Task to carry out: Identify each line in the records below that contains the word "hongkong", and copy it.

Figure dataset records
☆ ☆ ☆ ☆
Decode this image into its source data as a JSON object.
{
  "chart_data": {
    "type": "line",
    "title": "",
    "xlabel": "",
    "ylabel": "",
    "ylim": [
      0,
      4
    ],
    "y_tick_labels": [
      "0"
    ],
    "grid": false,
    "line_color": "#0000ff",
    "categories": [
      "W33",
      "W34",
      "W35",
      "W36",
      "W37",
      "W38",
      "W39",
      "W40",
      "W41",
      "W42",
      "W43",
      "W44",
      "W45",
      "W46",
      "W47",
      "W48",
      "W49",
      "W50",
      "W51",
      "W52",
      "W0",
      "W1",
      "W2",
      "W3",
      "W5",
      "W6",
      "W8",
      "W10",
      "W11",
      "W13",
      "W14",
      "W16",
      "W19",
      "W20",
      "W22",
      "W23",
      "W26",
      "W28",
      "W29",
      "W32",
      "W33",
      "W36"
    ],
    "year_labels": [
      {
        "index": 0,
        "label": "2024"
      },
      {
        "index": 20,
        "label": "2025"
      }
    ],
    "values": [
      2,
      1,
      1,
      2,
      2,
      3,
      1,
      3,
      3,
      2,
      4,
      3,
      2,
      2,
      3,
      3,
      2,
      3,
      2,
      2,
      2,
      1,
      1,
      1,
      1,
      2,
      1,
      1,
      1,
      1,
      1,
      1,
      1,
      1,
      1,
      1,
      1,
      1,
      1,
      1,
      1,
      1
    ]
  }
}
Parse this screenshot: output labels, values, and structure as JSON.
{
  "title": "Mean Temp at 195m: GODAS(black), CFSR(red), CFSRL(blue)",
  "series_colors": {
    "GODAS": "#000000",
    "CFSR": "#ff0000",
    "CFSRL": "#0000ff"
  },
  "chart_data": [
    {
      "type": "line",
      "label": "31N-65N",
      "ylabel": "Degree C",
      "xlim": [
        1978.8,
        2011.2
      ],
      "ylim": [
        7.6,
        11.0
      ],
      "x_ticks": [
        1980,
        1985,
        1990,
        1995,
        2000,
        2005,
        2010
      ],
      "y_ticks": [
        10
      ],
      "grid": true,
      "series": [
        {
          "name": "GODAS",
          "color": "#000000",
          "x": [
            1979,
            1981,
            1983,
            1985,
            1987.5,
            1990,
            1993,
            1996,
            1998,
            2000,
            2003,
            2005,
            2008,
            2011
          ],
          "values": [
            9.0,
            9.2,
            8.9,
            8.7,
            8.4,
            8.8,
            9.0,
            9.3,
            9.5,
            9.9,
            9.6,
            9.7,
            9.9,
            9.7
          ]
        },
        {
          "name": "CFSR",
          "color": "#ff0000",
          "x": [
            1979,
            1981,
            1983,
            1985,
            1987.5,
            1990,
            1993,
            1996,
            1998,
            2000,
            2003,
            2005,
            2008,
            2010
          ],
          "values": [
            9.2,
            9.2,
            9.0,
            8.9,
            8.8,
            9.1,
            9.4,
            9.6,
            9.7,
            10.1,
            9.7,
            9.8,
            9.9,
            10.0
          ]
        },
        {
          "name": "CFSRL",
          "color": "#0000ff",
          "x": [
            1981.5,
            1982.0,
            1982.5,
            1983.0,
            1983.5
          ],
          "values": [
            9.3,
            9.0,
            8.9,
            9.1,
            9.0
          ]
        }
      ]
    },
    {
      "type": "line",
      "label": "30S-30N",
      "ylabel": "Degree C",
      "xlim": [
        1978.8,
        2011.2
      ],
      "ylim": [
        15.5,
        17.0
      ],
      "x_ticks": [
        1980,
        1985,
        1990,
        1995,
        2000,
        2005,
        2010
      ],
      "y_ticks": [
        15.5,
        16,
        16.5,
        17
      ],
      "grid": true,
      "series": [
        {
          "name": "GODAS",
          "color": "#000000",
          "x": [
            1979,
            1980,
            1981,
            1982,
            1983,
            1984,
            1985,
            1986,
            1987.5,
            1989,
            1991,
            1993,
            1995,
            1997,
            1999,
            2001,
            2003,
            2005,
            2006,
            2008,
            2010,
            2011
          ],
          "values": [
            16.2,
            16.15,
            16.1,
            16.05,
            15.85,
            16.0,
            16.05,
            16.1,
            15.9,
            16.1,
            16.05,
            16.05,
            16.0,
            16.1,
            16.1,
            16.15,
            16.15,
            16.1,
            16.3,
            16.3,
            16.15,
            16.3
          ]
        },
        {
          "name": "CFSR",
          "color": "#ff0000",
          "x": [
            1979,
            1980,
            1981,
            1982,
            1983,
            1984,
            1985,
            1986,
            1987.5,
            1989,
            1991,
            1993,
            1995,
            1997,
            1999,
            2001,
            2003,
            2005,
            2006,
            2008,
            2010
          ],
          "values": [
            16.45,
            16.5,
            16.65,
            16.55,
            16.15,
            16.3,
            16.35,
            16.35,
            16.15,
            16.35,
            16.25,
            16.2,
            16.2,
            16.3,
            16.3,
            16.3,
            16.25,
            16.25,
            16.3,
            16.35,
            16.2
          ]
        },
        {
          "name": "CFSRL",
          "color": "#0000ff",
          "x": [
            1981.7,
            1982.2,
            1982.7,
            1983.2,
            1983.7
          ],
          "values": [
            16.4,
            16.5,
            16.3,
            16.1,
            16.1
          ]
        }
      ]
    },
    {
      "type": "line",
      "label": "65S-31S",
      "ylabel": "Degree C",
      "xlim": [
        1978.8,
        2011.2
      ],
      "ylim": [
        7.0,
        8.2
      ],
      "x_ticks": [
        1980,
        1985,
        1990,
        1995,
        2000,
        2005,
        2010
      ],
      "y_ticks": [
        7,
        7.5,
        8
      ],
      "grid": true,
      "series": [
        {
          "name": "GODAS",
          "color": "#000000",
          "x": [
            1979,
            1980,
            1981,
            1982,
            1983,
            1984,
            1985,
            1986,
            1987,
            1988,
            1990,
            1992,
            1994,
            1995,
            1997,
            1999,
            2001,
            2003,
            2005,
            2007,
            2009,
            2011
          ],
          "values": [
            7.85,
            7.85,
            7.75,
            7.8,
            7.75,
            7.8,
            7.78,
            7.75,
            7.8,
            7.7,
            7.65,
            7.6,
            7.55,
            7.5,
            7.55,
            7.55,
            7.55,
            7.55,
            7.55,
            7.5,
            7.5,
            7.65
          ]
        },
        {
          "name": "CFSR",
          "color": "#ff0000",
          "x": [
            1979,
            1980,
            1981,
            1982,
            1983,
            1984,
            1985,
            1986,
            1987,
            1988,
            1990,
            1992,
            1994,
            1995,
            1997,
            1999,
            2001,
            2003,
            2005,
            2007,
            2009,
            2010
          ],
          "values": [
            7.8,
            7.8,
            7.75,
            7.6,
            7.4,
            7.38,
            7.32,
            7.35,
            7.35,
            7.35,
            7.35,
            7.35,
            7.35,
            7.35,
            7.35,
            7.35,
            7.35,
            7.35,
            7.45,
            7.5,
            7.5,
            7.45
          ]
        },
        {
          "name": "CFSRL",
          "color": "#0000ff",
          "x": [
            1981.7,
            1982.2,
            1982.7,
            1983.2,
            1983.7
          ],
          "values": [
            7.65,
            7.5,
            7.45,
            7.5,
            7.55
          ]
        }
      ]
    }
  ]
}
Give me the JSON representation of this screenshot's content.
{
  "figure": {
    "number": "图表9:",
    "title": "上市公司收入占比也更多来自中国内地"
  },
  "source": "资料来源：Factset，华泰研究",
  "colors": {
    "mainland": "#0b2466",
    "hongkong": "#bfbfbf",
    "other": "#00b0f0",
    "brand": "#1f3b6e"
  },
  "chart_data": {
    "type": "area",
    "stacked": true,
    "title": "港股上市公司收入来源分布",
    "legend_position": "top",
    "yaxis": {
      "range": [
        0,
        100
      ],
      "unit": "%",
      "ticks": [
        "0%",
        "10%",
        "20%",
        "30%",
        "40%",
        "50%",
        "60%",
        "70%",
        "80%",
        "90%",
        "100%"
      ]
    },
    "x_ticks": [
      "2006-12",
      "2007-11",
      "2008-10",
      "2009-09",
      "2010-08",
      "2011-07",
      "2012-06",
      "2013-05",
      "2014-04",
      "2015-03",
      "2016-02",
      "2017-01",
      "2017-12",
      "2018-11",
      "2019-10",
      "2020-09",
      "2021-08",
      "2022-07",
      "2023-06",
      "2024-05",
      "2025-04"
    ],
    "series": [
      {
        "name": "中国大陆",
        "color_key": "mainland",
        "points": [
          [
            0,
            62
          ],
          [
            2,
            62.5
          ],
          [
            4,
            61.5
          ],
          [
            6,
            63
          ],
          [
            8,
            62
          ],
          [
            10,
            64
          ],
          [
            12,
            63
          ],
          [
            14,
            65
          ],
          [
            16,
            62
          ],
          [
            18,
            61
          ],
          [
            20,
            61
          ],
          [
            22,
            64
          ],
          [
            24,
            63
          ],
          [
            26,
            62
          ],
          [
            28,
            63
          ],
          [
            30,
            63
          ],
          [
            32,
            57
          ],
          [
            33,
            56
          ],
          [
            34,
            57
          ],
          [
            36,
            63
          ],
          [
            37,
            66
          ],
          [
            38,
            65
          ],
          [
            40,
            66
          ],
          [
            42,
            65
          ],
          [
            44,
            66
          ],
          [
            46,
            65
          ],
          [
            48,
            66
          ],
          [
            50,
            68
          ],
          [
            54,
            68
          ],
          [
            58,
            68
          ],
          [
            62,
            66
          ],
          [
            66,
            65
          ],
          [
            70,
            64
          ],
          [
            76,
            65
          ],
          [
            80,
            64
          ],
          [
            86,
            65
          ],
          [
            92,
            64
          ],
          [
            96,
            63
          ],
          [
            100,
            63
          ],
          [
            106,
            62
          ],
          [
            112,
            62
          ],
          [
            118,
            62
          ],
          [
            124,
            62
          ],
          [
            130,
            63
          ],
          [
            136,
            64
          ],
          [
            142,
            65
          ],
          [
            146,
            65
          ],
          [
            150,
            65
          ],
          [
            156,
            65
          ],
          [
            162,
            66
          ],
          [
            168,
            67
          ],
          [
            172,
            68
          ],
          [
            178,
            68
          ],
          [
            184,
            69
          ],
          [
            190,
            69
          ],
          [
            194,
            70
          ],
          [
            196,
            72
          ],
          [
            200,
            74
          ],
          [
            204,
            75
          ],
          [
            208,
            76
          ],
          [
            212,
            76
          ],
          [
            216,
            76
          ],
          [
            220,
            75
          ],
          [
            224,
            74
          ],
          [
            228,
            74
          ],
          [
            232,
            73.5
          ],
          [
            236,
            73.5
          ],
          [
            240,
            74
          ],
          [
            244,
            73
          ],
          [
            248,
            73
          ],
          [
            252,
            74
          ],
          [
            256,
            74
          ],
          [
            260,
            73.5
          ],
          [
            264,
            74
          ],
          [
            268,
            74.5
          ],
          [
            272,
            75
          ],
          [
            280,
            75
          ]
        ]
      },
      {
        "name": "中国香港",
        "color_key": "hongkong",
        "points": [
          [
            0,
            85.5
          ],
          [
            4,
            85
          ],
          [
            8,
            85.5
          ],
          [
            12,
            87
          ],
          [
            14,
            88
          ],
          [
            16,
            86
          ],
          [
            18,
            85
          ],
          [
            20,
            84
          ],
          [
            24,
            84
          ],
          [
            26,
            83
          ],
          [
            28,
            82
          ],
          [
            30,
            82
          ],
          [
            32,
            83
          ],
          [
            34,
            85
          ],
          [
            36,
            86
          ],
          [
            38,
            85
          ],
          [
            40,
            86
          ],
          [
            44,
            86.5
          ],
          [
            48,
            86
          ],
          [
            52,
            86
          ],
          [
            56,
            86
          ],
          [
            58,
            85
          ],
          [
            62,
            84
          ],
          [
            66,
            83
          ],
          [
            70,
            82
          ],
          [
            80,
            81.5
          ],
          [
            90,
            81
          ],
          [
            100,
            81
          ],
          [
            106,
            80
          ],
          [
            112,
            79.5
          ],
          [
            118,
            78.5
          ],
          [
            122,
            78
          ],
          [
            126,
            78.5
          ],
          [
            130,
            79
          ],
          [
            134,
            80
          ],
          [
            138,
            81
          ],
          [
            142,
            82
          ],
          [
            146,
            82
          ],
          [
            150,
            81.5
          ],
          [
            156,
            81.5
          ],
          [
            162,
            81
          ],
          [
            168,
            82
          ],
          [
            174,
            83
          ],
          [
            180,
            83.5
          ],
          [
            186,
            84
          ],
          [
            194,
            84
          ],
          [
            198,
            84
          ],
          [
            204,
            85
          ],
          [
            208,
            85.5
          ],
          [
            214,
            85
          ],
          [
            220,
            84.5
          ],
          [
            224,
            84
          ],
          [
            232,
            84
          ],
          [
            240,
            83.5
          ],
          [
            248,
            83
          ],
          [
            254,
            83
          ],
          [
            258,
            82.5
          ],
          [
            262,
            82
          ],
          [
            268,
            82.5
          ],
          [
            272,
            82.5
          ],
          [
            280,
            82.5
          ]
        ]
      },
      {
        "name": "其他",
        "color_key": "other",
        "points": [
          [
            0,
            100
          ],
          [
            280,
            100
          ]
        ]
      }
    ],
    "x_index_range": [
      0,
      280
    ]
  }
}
☆ ☆ ☆ ☆
Result for this task:
    "hongkong": "#bfbfbf",
        "color_key": "hongkong",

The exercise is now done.